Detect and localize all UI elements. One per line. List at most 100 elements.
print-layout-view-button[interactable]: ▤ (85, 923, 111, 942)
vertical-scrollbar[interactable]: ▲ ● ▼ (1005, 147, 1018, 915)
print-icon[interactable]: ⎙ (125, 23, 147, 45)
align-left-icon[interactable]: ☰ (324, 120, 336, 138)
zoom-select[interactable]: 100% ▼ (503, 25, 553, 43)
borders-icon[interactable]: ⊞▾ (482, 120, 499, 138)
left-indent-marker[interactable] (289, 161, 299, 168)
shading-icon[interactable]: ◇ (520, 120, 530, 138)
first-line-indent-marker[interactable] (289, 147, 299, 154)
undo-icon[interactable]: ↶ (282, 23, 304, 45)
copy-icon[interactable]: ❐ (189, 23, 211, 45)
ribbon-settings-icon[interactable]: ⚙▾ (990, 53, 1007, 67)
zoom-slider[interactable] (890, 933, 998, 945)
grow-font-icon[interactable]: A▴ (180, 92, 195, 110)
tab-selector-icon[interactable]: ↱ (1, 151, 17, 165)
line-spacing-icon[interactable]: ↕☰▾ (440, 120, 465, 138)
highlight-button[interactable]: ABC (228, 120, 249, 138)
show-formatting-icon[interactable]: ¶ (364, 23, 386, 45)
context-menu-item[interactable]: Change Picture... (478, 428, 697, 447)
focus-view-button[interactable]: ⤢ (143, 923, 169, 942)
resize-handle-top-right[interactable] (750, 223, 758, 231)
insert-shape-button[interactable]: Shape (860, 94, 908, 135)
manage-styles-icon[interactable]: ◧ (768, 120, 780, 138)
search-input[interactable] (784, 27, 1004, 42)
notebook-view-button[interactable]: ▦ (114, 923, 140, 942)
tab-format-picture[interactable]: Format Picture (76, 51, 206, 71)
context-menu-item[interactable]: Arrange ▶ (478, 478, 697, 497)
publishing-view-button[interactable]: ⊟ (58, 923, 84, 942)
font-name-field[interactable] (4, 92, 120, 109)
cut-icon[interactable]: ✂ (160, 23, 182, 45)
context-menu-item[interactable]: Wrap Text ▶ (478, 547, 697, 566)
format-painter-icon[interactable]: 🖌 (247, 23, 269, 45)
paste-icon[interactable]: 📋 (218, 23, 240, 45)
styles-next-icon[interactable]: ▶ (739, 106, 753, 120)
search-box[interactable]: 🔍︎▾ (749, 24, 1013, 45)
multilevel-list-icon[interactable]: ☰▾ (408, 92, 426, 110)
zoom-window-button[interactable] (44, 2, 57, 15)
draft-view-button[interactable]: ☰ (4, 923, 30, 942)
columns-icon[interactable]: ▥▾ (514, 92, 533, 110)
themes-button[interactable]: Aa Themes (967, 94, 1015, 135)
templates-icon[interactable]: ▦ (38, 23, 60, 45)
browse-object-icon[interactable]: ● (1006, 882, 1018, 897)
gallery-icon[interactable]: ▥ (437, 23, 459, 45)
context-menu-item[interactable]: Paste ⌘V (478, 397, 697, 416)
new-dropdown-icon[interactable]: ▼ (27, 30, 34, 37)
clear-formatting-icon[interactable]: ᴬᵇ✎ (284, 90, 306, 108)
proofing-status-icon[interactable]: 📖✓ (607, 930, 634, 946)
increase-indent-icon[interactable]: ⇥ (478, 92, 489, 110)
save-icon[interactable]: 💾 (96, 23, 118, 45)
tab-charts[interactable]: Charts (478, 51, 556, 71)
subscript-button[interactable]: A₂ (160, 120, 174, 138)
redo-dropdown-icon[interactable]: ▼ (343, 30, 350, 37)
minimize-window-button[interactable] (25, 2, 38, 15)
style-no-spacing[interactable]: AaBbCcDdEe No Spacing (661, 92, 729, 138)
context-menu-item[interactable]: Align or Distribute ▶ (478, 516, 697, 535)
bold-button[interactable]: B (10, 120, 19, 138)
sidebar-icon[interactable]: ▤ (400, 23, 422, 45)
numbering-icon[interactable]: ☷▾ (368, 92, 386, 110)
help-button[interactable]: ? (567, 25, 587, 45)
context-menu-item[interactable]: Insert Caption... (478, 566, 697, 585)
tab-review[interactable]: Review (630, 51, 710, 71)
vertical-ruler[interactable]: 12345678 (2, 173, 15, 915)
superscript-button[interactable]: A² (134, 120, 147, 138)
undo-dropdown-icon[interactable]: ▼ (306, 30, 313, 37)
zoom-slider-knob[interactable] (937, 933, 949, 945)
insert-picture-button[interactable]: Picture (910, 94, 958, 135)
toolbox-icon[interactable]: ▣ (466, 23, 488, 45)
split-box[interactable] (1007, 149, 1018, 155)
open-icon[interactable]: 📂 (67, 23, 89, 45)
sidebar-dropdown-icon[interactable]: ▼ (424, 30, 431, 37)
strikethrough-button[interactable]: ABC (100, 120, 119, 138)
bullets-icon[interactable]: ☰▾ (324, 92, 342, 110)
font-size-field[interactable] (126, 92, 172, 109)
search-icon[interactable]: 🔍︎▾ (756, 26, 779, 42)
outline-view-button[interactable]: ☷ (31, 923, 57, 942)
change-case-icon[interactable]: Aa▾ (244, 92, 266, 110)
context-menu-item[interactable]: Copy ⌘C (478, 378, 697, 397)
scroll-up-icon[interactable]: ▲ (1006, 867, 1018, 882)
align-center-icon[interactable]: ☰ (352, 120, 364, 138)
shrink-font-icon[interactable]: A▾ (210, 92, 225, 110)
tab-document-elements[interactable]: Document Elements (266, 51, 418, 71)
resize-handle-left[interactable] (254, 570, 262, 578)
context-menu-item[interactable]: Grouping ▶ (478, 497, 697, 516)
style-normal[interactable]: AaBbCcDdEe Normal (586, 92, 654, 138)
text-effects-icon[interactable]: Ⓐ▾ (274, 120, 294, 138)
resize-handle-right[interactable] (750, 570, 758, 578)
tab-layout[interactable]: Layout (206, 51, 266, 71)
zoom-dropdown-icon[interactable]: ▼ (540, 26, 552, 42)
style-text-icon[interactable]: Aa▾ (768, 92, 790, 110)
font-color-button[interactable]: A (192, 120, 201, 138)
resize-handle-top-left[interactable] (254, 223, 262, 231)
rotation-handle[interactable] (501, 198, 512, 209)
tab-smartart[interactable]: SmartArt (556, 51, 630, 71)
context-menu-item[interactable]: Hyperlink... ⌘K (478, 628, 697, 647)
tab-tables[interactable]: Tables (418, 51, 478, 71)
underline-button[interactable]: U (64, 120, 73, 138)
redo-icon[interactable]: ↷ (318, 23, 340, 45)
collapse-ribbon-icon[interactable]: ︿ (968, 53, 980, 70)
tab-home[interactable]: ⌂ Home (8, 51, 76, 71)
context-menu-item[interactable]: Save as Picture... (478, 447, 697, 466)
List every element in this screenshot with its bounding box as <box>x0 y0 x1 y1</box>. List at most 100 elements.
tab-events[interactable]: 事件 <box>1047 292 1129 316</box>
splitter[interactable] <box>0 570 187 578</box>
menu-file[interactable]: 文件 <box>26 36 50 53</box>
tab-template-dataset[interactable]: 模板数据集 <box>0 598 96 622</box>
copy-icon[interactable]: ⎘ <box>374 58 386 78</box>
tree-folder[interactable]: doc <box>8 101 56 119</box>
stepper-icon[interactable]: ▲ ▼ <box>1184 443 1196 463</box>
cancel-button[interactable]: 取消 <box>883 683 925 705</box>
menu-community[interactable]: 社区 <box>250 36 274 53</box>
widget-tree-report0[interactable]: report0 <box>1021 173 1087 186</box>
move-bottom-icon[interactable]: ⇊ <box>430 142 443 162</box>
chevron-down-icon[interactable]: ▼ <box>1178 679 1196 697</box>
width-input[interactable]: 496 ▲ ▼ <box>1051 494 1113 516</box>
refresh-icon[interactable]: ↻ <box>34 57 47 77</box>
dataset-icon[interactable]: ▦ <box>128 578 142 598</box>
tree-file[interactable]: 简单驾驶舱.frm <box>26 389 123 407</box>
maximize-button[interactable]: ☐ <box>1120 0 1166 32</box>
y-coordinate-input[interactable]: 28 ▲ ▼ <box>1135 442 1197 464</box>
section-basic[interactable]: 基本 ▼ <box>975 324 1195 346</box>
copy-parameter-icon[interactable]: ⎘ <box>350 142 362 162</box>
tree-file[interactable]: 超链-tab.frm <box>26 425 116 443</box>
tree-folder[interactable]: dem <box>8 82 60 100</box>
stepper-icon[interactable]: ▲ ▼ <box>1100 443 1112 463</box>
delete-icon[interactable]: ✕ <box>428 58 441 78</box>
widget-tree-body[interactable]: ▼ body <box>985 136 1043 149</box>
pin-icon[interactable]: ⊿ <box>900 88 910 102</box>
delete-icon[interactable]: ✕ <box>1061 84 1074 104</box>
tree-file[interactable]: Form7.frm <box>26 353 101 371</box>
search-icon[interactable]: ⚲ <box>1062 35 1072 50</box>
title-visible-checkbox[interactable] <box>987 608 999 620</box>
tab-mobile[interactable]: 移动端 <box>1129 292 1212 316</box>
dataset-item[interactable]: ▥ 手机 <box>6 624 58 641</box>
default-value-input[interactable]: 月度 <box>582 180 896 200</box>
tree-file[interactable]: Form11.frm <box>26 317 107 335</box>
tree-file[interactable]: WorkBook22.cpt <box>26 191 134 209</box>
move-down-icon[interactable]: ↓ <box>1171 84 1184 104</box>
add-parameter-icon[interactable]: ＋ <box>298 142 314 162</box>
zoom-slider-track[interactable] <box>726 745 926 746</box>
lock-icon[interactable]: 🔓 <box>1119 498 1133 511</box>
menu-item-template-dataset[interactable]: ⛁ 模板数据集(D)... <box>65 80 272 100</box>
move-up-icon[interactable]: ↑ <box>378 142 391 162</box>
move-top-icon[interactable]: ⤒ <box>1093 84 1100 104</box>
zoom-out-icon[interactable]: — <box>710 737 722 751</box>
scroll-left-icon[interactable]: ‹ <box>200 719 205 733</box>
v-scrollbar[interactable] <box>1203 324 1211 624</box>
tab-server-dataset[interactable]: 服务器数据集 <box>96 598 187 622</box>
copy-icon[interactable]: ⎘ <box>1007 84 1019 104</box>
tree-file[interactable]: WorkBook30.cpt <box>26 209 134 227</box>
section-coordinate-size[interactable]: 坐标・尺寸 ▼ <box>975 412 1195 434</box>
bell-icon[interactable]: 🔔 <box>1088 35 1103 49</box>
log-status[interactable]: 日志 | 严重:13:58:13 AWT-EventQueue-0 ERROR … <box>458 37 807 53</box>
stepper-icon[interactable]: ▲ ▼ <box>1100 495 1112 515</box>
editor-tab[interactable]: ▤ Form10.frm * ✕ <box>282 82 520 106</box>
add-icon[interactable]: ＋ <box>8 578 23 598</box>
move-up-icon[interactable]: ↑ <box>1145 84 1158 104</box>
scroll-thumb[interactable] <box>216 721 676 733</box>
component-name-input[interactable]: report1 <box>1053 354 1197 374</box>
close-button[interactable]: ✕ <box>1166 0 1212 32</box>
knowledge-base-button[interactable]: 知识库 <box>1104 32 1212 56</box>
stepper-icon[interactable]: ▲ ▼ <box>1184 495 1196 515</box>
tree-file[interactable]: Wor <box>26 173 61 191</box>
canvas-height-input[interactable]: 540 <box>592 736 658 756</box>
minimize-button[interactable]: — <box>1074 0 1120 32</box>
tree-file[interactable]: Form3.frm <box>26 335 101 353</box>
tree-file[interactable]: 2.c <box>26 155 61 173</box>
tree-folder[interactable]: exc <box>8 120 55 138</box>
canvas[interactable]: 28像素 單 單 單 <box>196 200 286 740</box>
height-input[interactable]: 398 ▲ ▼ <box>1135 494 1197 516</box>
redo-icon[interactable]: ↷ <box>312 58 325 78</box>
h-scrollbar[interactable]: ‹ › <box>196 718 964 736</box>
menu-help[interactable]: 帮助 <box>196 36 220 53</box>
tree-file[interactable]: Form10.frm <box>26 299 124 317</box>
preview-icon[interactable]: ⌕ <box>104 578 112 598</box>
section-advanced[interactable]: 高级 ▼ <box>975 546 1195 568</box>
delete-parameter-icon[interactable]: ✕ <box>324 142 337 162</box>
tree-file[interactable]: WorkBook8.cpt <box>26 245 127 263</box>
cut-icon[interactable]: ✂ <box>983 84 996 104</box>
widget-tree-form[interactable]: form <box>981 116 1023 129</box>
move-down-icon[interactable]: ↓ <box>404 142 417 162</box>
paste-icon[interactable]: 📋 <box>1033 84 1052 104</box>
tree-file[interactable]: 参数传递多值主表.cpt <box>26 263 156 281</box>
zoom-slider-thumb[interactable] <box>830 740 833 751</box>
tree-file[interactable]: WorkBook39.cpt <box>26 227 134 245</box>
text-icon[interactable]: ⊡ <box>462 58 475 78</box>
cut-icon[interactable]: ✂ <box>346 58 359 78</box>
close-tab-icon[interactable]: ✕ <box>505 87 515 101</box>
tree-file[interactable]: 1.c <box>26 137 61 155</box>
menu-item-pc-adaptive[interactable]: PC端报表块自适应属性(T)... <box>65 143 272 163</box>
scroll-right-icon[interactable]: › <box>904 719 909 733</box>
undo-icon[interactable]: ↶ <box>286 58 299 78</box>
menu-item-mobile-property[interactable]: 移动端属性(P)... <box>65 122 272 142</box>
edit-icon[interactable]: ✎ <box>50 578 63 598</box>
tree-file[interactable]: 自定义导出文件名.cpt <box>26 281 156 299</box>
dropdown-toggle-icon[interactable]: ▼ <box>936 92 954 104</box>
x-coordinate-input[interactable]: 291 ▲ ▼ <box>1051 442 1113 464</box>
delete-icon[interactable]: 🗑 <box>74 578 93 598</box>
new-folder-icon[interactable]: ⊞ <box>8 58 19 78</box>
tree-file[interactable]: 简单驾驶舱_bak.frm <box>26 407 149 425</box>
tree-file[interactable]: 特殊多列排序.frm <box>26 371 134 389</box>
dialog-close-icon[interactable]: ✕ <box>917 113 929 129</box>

******

| Your goal |
Please quote, word for word, the stretch of rows from the very first one through the row containing "publishing-view-button[interactable]: ⊟ (58, 923, 84, 942)", both ends included.

| Answer to this problem |
Detect and localize all UI elements. One per line. List at most 100 elements.
print-layout-view-button[interactable]: ▤ (85, 923, 111, 942)
vertical-scrollbar[interactable]: ▲ ● ▼ (1005, 147, 1018, 915)
print-icon[interactable]: ⎙ (125, 23, 147, 45)
align-left-icon[interactable]: ☰ (324, 120, 336, 138)
zoom-select[interactable]: 100% ▼ (503, 25, 553, 43)
borders-icon[interactable]: ⊞▾ (482, 120, 499, 138)
left-indent-marker[interactable] (289, 161, 299, 168)
shading-icon[interactable]: ◇ (520, 120, 530, 138)
first-line-indent-marker[interactable] (289, 147, 299, 154)
undo-icon[interactable]: ↶ (282, 23, 304, 45)
copy-icon[interactable]: ❐ (189, 23, 211, 45)
ribbon-settings-icon[interactable]: ⚙▾ (990, 53, 1007, 67)
zoom-slider[interactable] (890, 933, 998, 945)
grow-font-icon[interactable]: A▴ (180, 92, 195, 110)
tab-selector-icon[interactable]: ↱ (1, 151, 17, 165)
line-spacing-icon[interactable]: ↕☰▾ (440, 120, 465, 138)
highlight-button[interactable]: ABC (228, 120, 249, 138)
show-formatting-icon[interactable]: ¶ (364, 23, 386, 45)
context-menu-item[interactable]: Change Picture... (478, 428, 697, 447)
focus-view-button[interactable]: ⤢ (143, 923, 169, 942)
resize-handle-top-right[interactable] (750, 223, 758, 231)
insert-shape-button[interactable]: Shape (860, 94, 908, 135)
manage-styles-icon[interactable]: ◧ (768, 120, 780, 138)
search-input[interactable] (784, 27, 1004, 42)
notebook-view-button[interactable]: ▦ (114, 923, 140, 942)
tab-format-picture[interactable]: Format Picture (76, 51, 206, 71)
context-menu-item[interactable]: Arrange ▶ (478, 478, 697, 497)
publishing-view-button[interactable]: ⊟ (58, 923, 84, 942)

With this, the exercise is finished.